··· SELECTED EXCERPT ···
I just read the new book Audience of One: Donald Trump, Television and the Fracturing of America by James Poniewozik, Chief Television Critic for the New York Times. I was hoping it would be the definitive book on the man and the medium. It’s definitely insightful and puts a twist on the television brain of the Donald, but there’s more to the story that I know our Media Burn book will uncover.

Here’s one of the best paragraphs from Audience of One, describing Trump’s 14-year network prime-time career on The Apprentice:

All the theatrical power of TV is invested in making one aging man look desirable, one skinflint look generous, one lucky rich boy look self-made, one checkered business career look flawless, one accumulation of set dressing look like reality.

Poniewozik sums up Trump and TV well.  As far as I know, nobody has done it better… so far.


The Puzzle Answer

From my dad’s PY-O-MY Letter, 1957 (What day is it when the day after tomorrow’s yesterday, then “today,” will be as far from Wednesday as that day was which was “today” when the day before yesterday was tomorrow?)

I’m so sorry I started this Who’s-on-First thing.  It baffled me and I guess it did you too. I got fewer replies than almost any puzzle I’ve included in the five+ years of my PY-O-MY editing tenure. Maybe it was too confusing. I had thought the answer was Wednesday, but nobody agreed and I’m insecure enough to want to call the whole thing off. Next time I’ll offer a prize.


What Ever Happened to PY-O-MY?

Wandering the Internet recently, as I do all the time, I came across this item for sale on the website of Gilster/Mary Lee:

PY-O-MY Coffee Cake Mix (twelve 13.25-oz. packages)
··· PROVIDED MATERIAL ···
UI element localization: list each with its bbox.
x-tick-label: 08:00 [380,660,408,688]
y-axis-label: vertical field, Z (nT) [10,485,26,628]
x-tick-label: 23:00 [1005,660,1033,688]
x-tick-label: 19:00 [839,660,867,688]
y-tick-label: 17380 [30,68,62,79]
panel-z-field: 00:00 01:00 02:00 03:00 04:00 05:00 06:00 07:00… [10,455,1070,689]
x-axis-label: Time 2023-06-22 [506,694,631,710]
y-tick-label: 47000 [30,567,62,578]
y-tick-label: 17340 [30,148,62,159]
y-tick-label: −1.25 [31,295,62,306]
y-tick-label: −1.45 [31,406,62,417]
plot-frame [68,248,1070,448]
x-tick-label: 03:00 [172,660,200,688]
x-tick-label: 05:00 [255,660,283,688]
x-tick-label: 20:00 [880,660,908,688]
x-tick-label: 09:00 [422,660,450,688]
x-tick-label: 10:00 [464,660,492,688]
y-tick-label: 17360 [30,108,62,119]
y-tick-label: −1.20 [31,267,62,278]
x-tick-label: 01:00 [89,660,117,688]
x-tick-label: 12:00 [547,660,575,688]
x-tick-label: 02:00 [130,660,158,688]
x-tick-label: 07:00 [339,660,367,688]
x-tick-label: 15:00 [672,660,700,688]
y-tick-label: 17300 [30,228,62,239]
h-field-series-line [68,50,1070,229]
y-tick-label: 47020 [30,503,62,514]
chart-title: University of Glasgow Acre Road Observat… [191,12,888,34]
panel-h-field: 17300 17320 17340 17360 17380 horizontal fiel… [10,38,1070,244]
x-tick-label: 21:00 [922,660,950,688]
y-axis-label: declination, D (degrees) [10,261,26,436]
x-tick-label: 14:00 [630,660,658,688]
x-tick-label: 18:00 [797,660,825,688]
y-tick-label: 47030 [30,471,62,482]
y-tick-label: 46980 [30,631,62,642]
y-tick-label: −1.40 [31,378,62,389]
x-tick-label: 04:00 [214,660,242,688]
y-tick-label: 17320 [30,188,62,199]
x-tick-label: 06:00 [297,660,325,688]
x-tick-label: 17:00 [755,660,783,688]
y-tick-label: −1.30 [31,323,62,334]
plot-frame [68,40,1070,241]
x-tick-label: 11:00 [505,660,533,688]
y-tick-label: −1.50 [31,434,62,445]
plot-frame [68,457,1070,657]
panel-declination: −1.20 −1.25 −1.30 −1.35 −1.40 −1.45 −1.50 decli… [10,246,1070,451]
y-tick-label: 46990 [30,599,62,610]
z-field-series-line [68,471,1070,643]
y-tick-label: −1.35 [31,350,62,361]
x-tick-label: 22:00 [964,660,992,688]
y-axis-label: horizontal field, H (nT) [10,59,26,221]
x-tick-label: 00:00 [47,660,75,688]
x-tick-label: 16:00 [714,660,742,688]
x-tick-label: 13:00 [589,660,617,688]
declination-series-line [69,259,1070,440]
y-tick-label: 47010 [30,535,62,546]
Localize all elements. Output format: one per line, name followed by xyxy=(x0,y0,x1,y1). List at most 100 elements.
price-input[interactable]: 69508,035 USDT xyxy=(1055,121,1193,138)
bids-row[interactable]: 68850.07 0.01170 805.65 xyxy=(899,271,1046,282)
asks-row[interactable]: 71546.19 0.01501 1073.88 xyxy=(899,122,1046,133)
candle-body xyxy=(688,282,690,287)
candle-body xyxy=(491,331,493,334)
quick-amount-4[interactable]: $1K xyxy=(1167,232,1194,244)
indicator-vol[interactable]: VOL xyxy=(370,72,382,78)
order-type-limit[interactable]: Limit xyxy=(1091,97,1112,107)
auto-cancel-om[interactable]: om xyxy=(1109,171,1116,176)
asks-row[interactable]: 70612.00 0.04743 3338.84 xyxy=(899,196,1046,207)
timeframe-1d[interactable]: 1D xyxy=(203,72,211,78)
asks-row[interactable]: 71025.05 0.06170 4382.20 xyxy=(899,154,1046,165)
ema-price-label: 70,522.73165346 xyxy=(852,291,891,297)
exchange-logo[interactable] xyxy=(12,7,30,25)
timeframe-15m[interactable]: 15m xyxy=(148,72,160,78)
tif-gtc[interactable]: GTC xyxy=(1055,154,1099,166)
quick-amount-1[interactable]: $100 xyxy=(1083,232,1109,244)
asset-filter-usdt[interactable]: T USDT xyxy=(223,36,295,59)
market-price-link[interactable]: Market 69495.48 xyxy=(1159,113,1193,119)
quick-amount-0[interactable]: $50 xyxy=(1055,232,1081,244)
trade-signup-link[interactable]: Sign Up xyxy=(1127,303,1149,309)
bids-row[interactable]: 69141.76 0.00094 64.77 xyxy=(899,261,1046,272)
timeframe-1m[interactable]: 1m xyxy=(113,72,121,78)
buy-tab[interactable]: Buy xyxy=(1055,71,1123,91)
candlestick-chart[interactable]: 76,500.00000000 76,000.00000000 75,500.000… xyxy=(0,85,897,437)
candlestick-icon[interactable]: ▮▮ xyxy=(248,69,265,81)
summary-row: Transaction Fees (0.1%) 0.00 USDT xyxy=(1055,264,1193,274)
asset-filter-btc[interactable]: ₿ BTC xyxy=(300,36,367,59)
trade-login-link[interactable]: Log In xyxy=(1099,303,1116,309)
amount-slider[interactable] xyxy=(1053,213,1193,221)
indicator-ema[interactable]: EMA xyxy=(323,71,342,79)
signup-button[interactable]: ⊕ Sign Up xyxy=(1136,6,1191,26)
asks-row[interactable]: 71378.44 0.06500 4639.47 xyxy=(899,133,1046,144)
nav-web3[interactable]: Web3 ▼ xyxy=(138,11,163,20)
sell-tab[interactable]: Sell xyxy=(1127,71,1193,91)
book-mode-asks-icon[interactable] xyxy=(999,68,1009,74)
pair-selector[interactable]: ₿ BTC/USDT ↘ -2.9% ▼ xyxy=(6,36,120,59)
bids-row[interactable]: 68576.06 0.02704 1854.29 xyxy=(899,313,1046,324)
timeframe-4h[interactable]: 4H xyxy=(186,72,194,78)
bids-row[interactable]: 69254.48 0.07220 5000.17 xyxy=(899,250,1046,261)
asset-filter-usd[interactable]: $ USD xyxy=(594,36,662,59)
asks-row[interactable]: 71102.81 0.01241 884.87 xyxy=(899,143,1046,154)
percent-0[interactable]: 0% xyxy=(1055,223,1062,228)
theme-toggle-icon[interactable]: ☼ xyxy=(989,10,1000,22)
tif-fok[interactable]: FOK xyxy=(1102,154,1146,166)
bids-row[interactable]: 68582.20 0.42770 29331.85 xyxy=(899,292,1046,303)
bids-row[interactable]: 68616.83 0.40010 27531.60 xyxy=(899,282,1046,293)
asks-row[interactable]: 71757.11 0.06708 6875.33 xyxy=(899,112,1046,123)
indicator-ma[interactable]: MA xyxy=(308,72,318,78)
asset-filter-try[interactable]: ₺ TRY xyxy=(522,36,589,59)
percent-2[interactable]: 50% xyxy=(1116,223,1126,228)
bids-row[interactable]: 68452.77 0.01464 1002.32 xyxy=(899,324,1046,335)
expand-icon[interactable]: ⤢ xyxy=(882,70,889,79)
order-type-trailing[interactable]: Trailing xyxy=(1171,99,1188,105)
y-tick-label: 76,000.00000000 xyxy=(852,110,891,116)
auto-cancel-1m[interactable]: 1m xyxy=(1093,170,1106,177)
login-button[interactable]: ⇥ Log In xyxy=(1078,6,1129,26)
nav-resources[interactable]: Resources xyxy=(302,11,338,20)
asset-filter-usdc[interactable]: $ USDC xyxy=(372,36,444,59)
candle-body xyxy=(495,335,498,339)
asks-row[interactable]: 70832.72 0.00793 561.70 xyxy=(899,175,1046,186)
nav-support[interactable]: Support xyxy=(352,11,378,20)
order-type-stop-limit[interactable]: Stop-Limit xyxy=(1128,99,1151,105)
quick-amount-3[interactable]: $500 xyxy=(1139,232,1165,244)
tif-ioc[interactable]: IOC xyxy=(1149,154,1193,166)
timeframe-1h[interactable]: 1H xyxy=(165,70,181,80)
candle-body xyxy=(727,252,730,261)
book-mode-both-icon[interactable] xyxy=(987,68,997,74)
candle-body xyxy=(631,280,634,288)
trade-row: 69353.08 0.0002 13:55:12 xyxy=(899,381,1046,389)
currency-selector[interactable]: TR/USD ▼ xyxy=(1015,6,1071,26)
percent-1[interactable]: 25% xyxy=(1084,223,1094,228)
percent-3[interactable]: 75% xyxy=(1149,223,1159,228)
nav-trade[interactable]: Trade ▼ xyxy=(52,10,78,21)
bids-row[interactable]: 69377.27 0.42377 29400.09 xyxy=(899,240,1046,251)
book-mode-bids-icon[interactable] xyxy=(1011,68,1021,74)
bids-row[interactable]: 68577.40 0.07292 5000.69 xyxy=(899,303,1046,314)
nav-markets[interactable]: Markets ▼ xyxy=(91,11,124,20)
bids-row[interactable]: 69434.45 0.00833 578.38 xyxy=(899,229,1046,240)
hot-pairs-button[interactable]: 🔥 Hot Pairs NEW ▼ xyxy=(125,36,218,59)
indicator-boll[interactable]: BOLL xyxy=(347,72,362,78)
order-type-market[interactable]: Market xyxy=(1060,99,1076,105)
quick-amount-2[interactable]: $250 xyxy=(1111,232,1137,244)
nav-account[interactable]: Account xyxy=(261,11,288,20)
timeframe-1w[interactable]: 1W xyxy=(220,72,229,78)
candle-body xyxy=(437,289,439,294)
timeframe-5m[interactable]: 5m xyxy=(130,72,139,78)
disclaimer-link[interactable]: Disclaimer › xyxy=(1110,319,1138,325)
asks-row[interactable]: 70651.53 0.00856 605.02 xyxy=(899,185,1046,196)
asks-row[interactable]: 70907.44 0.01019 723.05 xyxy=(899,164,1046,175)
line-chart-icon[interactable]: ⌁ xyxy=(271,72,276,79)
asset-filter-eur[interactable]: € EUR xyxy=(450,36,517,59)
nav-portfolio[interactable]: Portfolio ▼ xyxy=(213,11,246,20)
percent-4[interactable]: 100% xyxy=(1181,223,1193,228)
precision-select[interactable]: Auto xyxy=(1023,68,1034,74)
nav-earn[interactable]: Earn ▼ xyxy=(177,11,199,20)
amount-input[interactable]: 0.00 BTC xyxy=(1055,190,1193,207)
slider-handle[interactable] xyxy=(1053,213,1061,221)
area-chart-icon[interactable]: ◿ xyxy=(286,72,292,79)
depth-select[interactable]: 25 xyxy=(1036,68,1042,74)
···
PROBLEMS AND TASKS
1 - According to the newsletter, what position does James Poniewozik hold?
2 - Please print the newsletter passage that starts at the words "I just read" and ends after "dressing look like reality.".
Nothing here depends on the collected data entries.

TASK-BY-TASK ANSWERS
1 - He is Chief Television Critic for the New York Times.

2 -
I just read the new book Audience of One: Donald Trump, Television and the Fracturing of America by James Poniewozik, Chief Television Critic for the New York Times. I was hoping it would be the definitive book on the man and the medium. It’s definitely insightful and puts a twist on the television brain of the Donald, but there’s more to the story that I know our Media Burn book will uncover.

Here’s one of the best paragraphs from Audience of One, describing Trump’s 14-year network prime-time career on The Apprentice:

All the theatrical power of TV is invested in making one aging man look desirable, one skinflint look generous, one lucky rich boy look self-made, one checkered business career look flawless, one accumulation of set dressing look like reality.